*Exercise description:* Below are records. Count every line containing the word "attack" and give the number alone.

-- -- --

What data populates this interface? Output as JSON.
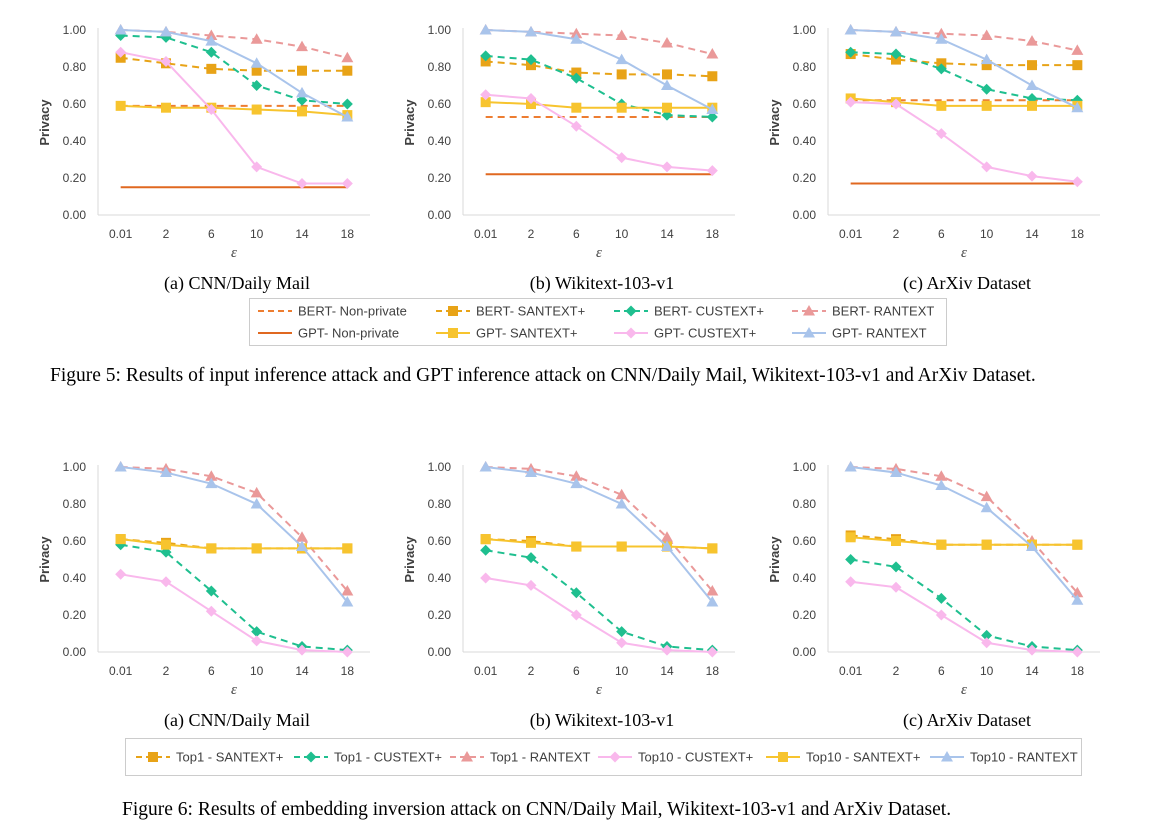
{
  "ticks": {
    "x": [
      "0.01",
      "2",
      "6",
      "10",
      "14",
      "18"
    ],
    "y": [
      "0.00",
      "0.20",
      "0.40",
      "0.60",
      "0.80",
      "1.00"
    ],
    "ylabel": "Privacy",
    "xlabel": "ε"
  },
  "figure5": {
    "caption": "Figure 5: Results of input inference attack and GPT inference attack on CNN/Daily Mail, Wikitext-103-v1 and ArXiv Dataset.",
    "legend": [
      "BERT- Non-private",
      "BERT- SANTEXT+",
      "BERT- CUSTEXT+",
      "BERT- RANTEXT",
      "GPT- Non-private",
      "GPT- SANTEXT+",
      "GPT- CUSTEXT+",
      "GPT- RANTEXT"
    ],
    "styles": [
      {
        "color": "#ED7D31",
        "dash": true,
        "marker": "none"
      },
      {
        "color": "#E8A317",
        "dash": true,
        "marker": "square"
      },
      {
        "color": "#1FBF8F",
        "dash": true,
        "marker": "diamond"
      },
      {
        "color": "#EA9999",
        "dash": true,
        "marker": "triangle"
      },
      {
        "color": "#E06820",
        "dash": false,
        "marker": "none"
      },
      {
        "color": "#F7C42E",
        "dash": false,
        "marker": "square"
      },
      {
        "color": "#F9B8EC",
        "dash": false,
        "marker": "diamond"
      },
      {
        "color": "#A9C4EB",
        "dash": false,
        "marker": "triangle"
      }
    ],
    "subcaptions": [
      "(a)  CNN/Daily Mail",
      "(b)  Wikitext-103-v1",
      "(c)  ArXiv Dataset"
    ]
  },
  "figure6": {
    "caption": "Figure 6: Results of embedding inversion attack on CNN/Daily Mail, Wikitext-103-v1 and ArXiv Dataset.",
    "legend": [
      "Top1 - SANTEXT+",
      "Top1 - CUSTEXT+",
      "Top1 - RANTEXT",
      "Top10 - CUSTEXT+",
      "Top10 - SANTEXT+",
      "Top10 - RANTEXT"
    ],
    "styles": [
      {
        "color": "#E8A317",
        "dash": true,
        "marker": "square"
      },
      {
        "color": "#1FBF8F",
        "dash": true,
        "marker": "diamond"
      },
      {
        "color": "#EA9999",
        "dash": true,
        "marker": "triangle"
      },
      {
        "color": "#F9B8EC",
        "dash": false,
        "marker": "diamond"
      },
      {
        "color": "#F7C42E",
        "dash": false,
        "marker": "square"
      },
      {
        "color": "#A9C4EB",
        "dash": false,
        "marker": "triangle"
      }
    ],
    "subcaptions": [
      "(a)  CNN/Daily Mail",
      "(b)  Wikitext-103-v1",
      "(c)  ArXiv Dataset"
    ]
  },
  "chart_data": [
    {
      "type": "line",
      "x": [
        "0.01",
        "2",
        "6",
        "10",
        "14",
        "18"
      ],
      "ylim": [
        0,
        1
      ],
      "ylabel": "Privacy",
      "xlabel": "ε",
      "series": [
        {
          "name": "BERT- Non-private",
          "values": [
            0.59,
            0.59,
            0.59,
            0.59,
            0.59,
            0.59
          ]
        },
        {
          "name": "BERT- SANTEXT+",
          "values": [
            0.85,
            0.82,
            0.79,
            0.78,
            0.78,
            0.78
          ]
        },
        {
          "name": "BERT- CUSTEXT+",
          "values": [
            0.97,
            0.96,
            0.88,
            0.7,
            0.62,
            0.6
          ]
        },
        {
          "name": "BERT- RANTEXT",
          "values": [
            1.0,
            0.99,
            0.97,
            0.95,
            0.91,
            0.85
          ]
        },
        {
          "name": "GPT- Non-private",
          "values": [
            0.15,
            0.15,
            0.15,
            0.15,
            0.15,
            0.15
          ]
        },
        {
          "name": "GPT- SANTEXT+",
          "values": [
            0.59,
            0.58,
            0.58,
            0.57,
            0.56,
            0.54
          ]
        },
        {
          "name": "GPT- CUSTEXT+",
          "values": [
            0.88,
            0.83,
            0.57,
            0.26,
            0.17,
            0.17
          ]
        },
        {
          "name": "GPT- RANTEXT",
          "values": [
            1.0,
            0.99,
            0.94,
            0.82,
            0.66,
            0.53
          ]
        }
      ]
    },
    {
      "type": "line",
      "x": [
        "0.01",
        "2",
        "6",
        "10",
        "14",
        "18"
      ],
      "ylim": [
        0,
        1
      ],
      "ylabel": "Privacy",
      "xlabel": "ε",
      "series": [
        {
          "name": "BERT- Non-private",
          "values": [
            0.53,
            0.53,
            0.53,
            0.53,
            0.53,
            0.53
          ]
        },
        {
          "name": "BERT- SANTEXT+",
          "values": [
            0.83,
            0.81,
            0.77,
            0.76,
            0.76,
            0.75
          ]
        },
        {
          "name": "BERT- CUSTEXT+",
          "values": [
            0.86,
            0.84,
            0.74,
            0.6,
            0.54,
            0.53
          ]
        },
        {
          "name": "BERT- RANTEXT",
          "values": [
            1.0,
            0.99,
            0.98,
            0.97,
            0.93,
            0.87
          ]
        },
        {
          "name": "GPT- Non-private",
          "values": [
            0.22,
            0.22,
            0.22,
            0.22,
            0.22,
            0.22
          ]
        },
        {
          "name": "GPT- SANTEXT+",
          "values": [
            0.61,
            0.6,
            0.58,
            0.58,
            0.58,
            0.58
          ]
        },
        {
          "name": "GPT- CUSTEXT+",
          "values": [
            0.65,
            0.63,
            0.48,
            0.31,
            0.26,
            0.24
          ]
        },
        {
          "name": "GPT- RANTEXT",
          "values": [
            1.0,
            0.99,
            0.95,
            0.84,
            0.7,
            0.57
          ]
        }
      ]
    },
    {
      "type": "line",
      "x": [
        "0.01",
        "2",
        "6",
        "10",
        "14",
        "18"
      ],
      "ylim": [
        0,
        1
      ],
      "ylabel": "Privacy",
      "xlabel": "ε",
      "series": [
        {
          "name": "BERT- Non-private",
          "values": [
            0.62,
            0.62,
            0.62,
            0.62,
            0.62,
            0.62
          ]
        },
        {
          "name": "BERT- SANTEXT+",
          "values": [
            0.87,
            0.84,
            0.82,
            0.81,
            0.81,
            0.81
          ]
        },
        {
          "name": "BERT- CUSTEXT+",
          "values": [
            0.88,
            0.87,
            0.79,
            0.68,
            0.63,
            0.62
          ]
        },
        {
          "name": "BERT- RANTEXT",
          "values": [
            1.0,
            0.99,
            0.98,
            0.97,
            0.94,
            0.89
          ]
        },
        {
          "name": "GPT- Non-private",
          "values": [
            0.17,
            0.17,
            0.17,
            0.17,
            0.17,
            0.17
          ]
        },
        {
          "name": "GPT- SANTEXT+",
          "values": [
            0.63,
            0.61,
            0.59,
            0.59,
            0.59,
            0.59
          ]
        },
        {
          "name": "GPT- CUSTEXT+",
          "values": [
            0.61,
            0.6,
            0.44,
            0.26,
            0.21,
            0.18
          ]
        },
        {
          "name": "GPT- RANTEXT",
          "values": [
            1.0,
            0.99,
            0.95,
            0.84,
            0.7,
            0.58
          ]
        }
      ]
    },
    {
      "type": "line",
      "x": [
        "0.01",
        "2",
        "6",
        "10",
        "14",
        "18"
      ],
      "ylim": [
        0,
        1
      ],
      "ylabel": "Privacy",
      "xlabel": "ε",
      "series": [
        {
          "name": "Top1 - SANTEXT+",
          "values": [
            0.61,
            0.59,
            0.56,
            0.56,
            0.56,
            0.56
          ]
        },
        {
          "name": "Top1 - CUSTEXT+",
          "values": [
            0.58,
            0.54,
            0.33,
            0.11,
            0.03,
            0.01
          ]
        },
        {
          "name": "Top1 - RANTEXT",
          "values": [
            1.0,
            0.99,
            0.95,
            0.86,
            0.62,
            0.33
          ]
        },
        {
          "name": "Top10 - CUSTEXT+",
          "values": [
            0.42,
            0.38,
            0.22,
            0.06,
            0.01,
            0.0
          ]
        },
        {
          "name": "Top10 - SANTEXT+",
          "values": [
            0.61,
            0.58,
            0.56,
            0.56,
            0.56,
            0.56
          ]
        },
        {
          "name": "Top10 - RANTEXT",
          "values": [
            1.0,
            0.97,
            0.91,
            0.8,
            0.57,
            0.27
          ]
        }
      ]
    },
    {
      "type": "line",
      "x": [
        "0.01",
        "2",
        "6",
        "10",
        "14",
        "18"
      ],
      "ylim": [
        0,
        1
      ],
      "ylabel": "Privacy",
      "xlabel": "ε",
      "series": [
        {
          "name": "Top1 - SANTEXT+",
          "values": [
            0.61,
            0.6,
            0.57,
            0.57,
            0.57,
            0.56
          ]
        },
        {
          "name": "Top1 - CUSTEXT+",
          "values": [
            0.55,
            0.51,
            0.32,
            0.11,
            0.03,
            0.01
          ]
        },
        {
          "name": "Top1 - RANTEXT",
          "values": [
            1.0,
            0.99,
            0.95,
            0.85,
            0.62,
            0.33
          ]
        },
        {
          "name": "Top10 - CUSTEXT+",
          "values": [
            0.4,
            0.36,
            0.2,
            0.05,
            0.01,
            0.0
          ]
        },
        {
          "name": "Top10 - SANTEXT+",
          "values": [
            0.61,
            0.59,
            0.57,
            0.57,
            0.57,
            0.56
          ]
        },
        {
          "name": "Top10 - RANTEXT",
          "values": [
            1.0,
            0.97,
            0.91,
            0.8,
            0.57,
            0.27
          ]
        }
      ]
    },
    {
      "type": "line",
      "x": [
        "0.01",
        "2",
        "6",
        "10",
        "14",
        "18"
      ],
      "ylim": [
        0,
        1
      ],
      "ylabel": "Privacy",
      "xlabel": "ε",
      "series": [
        {
          "name": "Top1 - SANTEXT+",
          "values": [
            0.63,
            0.61,
            0.58,
            0.58,
            0.58,
            0.58
          ]
        },
        {
          "name": "Top1 - CUSTEXT+",
          "values": [
            0.5,
            0.46,
            0.29,
            0.09,
            0.03,
            0.01
          ]
        },
        {
          "name": "Top1 - RANTEXT",
          "values": [
            1.0,
            0.99,
            0.95,
            0.84,
            0.6,
            0.32
          ]
        },
        {
          "name": "Top10 - CUSTEXT+",
          "values": [
            0.38,
            0.35,
            0.2,
            0.05,
            0.01,
            0.0
          ]
        },
        {
          "name": "Top10 - SANTEXT+",
          "values": [
            0.62,
            0.6,
            0.58,
            0.58,
            0.58,
            0.58
          ]
        },
        {
          "name": "Top10 - RANTEXT",
          "values": [
            1.0,
            0.97,
            0.9,
            0.78,
            0.57,
            0.28
          ]
        }
      ]
    }
  ]
}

-- -- --

*Complete response:* 2